» Stated task
Pull out every line of the listing below where "Soal" appears.

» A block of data
####

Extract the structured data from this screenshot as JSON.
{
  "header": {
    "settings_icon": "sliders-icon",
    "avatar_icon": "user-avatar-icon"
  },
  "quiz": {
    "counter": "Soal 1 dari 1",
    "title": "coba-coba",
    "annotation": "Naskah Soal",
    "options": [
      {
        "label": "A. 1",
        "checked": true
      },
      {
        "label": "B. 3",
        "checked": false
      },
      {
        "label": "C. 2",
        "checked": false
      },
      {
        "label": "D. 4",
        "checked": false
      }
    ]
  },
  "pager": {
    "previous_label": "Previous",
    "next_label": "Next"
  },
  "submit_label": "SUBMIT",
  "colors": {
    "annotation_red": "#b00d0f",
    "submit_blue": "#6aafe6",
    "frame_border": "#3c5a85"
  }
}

####

» Answer below
    "counter": "Soal 1 dari 1",
    "annotation": "Naskah Soal",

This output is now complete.